• What you will do: Copy each line of the data below exactly, leaving out pictures.

**** Given entries ****

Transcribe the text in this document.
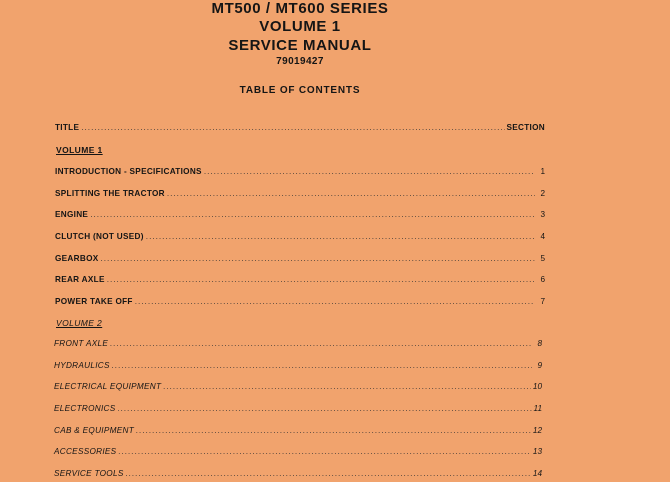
MT500 / MT600 SERIES
VOLUME 1
SERVICE MANUAL
79019427
TABLE OF CONTENTS
TITLE .....	SECTION
VOLUME 1
INTRODUCTION - SPECIFICATIONS .....	1
SPLITTING THE TRACTOR .....	2
ENGINE .....	3
CLUTCH (NOT USED) .....	4
GEARBOX .....	5
REAR AXLE .....	6
POWER TAKE OFF .....	7
VOLUME 2
FRONT AXLE .....	8
HYDRAULICS .....	9
ELECTRICAL EQUIPMENT .....	10
ELECTRONICS .....	11
CAB & EQUIPMENT .....	12
ACCESSORIES .....	13
SERVICE TOOLS .....	14
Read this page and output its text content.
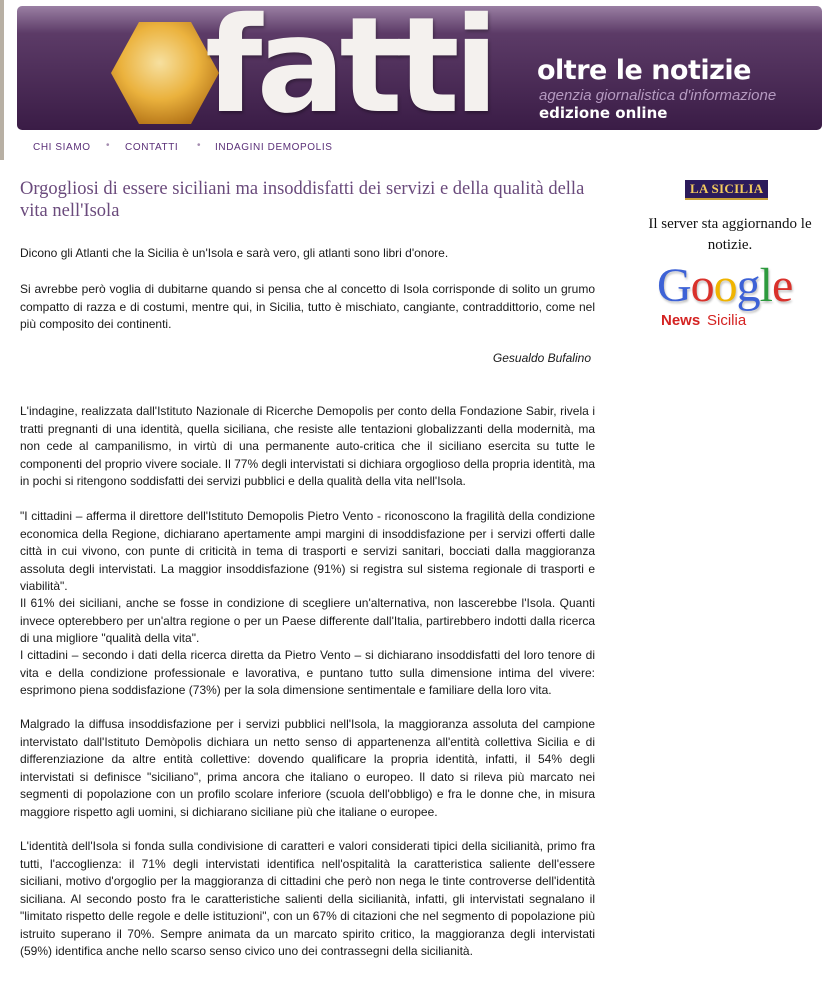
fatti oltre le notizie
agenzia giornalistica d'informazione
edizione online
CHI SIAMO • CONTATTI • INDAGINI DEMOPOLIS
Orgogliosi di essere siciliani ma insoddisfatti dei servizi e della qualità della vita nell'Isola

Dicono gli Atlanti che la Sicilia è un'Isola e sarà vero, gli atlanti sono libri d'onore.

Si avrebbe però voglia di dubitarne quando si pensa che al concetto di Isola corrisponde di solito un grumo compatto di razza e di costumi, mentre qui, in Sicilia, tutto è mischiato, cangiante, contraddittorio, come nel più composito dei continenti.

Gesualdo Bufalino

L'indagine, realizzata dall'Istituto Nazionale di Ricerche Demopolis per conto della Fondazione Sabir, rivela i tratti pregnanti di una identità, quella siciliana, che resiste alle tentazioni globalizzanti della modernità, ma non cede al campanilismo, in virtù di una permanente auto-critica che il siciliano esercita su tutte le componenti del proprio vivere sociale. Il 77% degli intervistati si dichiara orgoglioso della propria identità, ma in pochi si ritengono soddisfatti dei servizi pubblici e della qualità della vita nell'Isola.

"I cittadini – afferma il direttore dell'Istituto Demopolis Pietro Vento - riconoscono la fragilità della condizione economica della Regione, dichiarano apertamente ampi margini di insoddisfazione per i servizi offerti dalle città in cui vivono, con punte di criticità in tema di trasporti e servizi sanitari, bocciati dalla maggioranza assoluta degli intervistati. La maggior insoddisfazione (91%) si registra sul sistema regionale di trasporti e viabilità".

Il 61% dei siciliani, anche se fosse in condizione di scegliere un'alternativa, non lascerebbe l'Isola. Quanti invece opterebbero per un'altra regione o per un Paese differente dall'Italia, partirebbero indotti dalla ricerca di una migliore "qualità della vita".

I cittadini – secondo i dati della ricerca diretta da Pietro Vento – si dichiarano insoddisfatti del loro tenore di vita e della condizione professionale e lavorativa, e puntano tutto sulla dimensione intima del vivere: esprimono piena soddisfazione (73%) per la sola dimensione sentimentale e familiare della loro vita.

Malgrado la diffusa insoddisfazione per i servizi pubblici nell'Isola, la maggioranza assoluta del campione intervistato dall'Istituto Demòpolis dichiara un netto senso di appartenenza all'entità collettiva Sicilia e di differenziazione da altre entità collettive: dovendo qualificare la propria identità, infatti, il 54% degli intervistati si definisce "siciliano", prima ancora che italiano o europeo. Il dato si rileva più marcato nei segmenti di popolazione con un profilo scolare inferiore (scuola dell'obbligo) e fra le donne che, in misura maggiore rispetto agli uomini, si dichiarano siciliane più che italiane o europee.

L'identità dell'Isola si fonda sulla condivisione di caratteri e valori considerati tipici della sicilianità, primo fra tutti, l'accoglienza: il 71% degli intervistati identifica nell'ospitalità la caratteristica saliente dell'essere siciliani, motivo d'orgoglio per la maggioranza di cittadini che però non nega le tinte controverse dell'identità siciliana. Al secondo posto fra le caratteristiche salienti della sicilianità, infatti, gli intervistati segnalano il "limitato rispetto delle regole e delle istituzioni", con un 67% di citazioni che nel segmento di popolazione più istruito superano il 70%. Sempre animata da un marcato spirito critico, la maggioranza degli intervistati (59%) identifica anche nello scarso senso civico uno dei contrassegni della sicilianità.

LA SICILIA
Il server sta aggiornando le notizie.
Google
News Sicilia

****

• Response for this exercise:
Transcribe the text in this document.
MT500 / MT600 SERIES
VOLUME 1
SERVICE MANUAL
79019427
TABLE OF CONTENTS
TITLE .....	SECTION
VOLUME 1
INTRODUCTION - SPECIFICATIONS .....	1
SPLITTING THE TRACTOR .....	2
ENGINE .....	3
CLUTCH (NOT USED) .....	4
GEARBOX .....	5
REAR AXLE .....	6
POWER TAKE OFF .....	7
VOLUME 2
FRONT AXLE .....	8
HYDRAULICS .....	9
ELECTRICAL EQUIPMENT .....	10
ELECTRONICS .....	11
CAB & EQUIPMENT .....	12
ACCESSORIES .....	13
SERVICE TOOLS .....	14
Read this page and output its text content.
fatti oltre le notizie
agenzia giornalistica d'informazione
edizione online
CHI SIAMO • CONTATTI • INDAGINI DEMOPOLIS
Orgogliosi di essere siciliani ma insoddisfatti dei servizi e della qualità della vita nell'Isola

Dicono gli Atlanti che la Sicilia è un'Isola e sarà vero, gli atlanti sono libri d'onore.

Si avrebbe però voglia di dubitarne quando si pensa che al concetto di Isola corrisponde di solito un grumo compatto di razza e di costumi, mentre qui, in Sicilia, tutto è mischiato, cangiante, contraddittorio, come nel più composito dei continenti.

Gesualdo Bufalino

L'indagine, realizzata dall'Istituto Nazionale di Ricerche Demopolis per conto della Fondazione Sabir, rivela i tratti pregnanti di una identità, quella siciliana, che resiste alle tentazioni globalizzanti della modernità, ma non cede al campanilismo, in virtù di una permanente auto-critica che il siciliano esercita su tutte le componenti del proprio vivere sociale. Il 77% degli intervistati si dichiara orgoglioso della propria identità, ma in pochi si ritengono soddisfatti dei servizi pubblici e della qualità della vita nell'Isola.

"I cittadini – afferma il direttore dell'Istituto Demopolis Pietro Vento - riconoscono la fragilità della condizione economica della Regione, dichiarano apertamente ampi margini di insoddisfazione per i servizi offerti dalle città in cui vivono, con punte di criticità in tema di trasporti e servizi sanitari, bocciati dalla maggioranza assoluta degli intervistati. La maggior insoddisfazione (91%) si registra sul sistema regionale di trasporti e viabilità".

Il 61% dei siciliani, anche se fosse in condizione di scegliere un'alternativa, non lascerebbe l'Isola. Quanti invece opterebbero per un'altra regione o per un Paese differente dall'Italia, partirebbero indotti dalla ricerca di una migliore "qualità della vita".

I cittadini – secondo i dati della ricerca diretta da Pietro Vento – si dichiarano insoddisfatti del loro tenore di vita e della condizione professionale e lavorativa, e puntano tutto sulla dimensione intima del vivere: esprimono piena soddisfazione (73%) per la sola dimensione sentimentale e familiare della loro vita.

Malgrado la diffusa insoddisfazione per i servizi pubblici nell'Isola, la maggioranza assoluta del campione intervistato dall'Istituto Demòpolis dichiara un netto senso di appartenenza all'entità collettiva Sicilia e di differenziazione da altre entità collettive: dovendo qualificare la propria identità, infatti, il 54% degli intervistati si definisce "siciliano", prima ancora che italiano o europeo. Il dato si rileva più marcato nei segmenti di popolazione con un profilo scolare inferiore (scuola dell'obbligo) e fra le donne che, in misura maggiore rispetto agli uomini, si dichiarano siciliane più che italiane o europee.

L'identità dell'Isola si fonda sulla condivisione di caratteri e valori considerati tipici della sicilianità, primo fra tutti, l'accoglienza: il 71% degli intervistati identifica nell'ospitalità la caratteristica saliente dell'essere siciliani, motivo d'orgoglio per la maggioranza di cittadini che però non nega le tinte controverse dell'identità siciliana. Al secondo posto fra le caratteristiche salienti della sicilianità, infatti, gli intervistati segnalano il "limitato rispetto delle regole e delle istituzioni", con un 67% di citazioni che nel segmento di popolazione più istruito superano il 70%. Sempre animata da un marcato spirito critico, la maggioranza degli intervistati (59%) identifica anche nello scarso senso civico uno dei contrassegni della sicilianità.

LA SICILIA
Il server sta aggiornando le notizie.
Google
News Sicilia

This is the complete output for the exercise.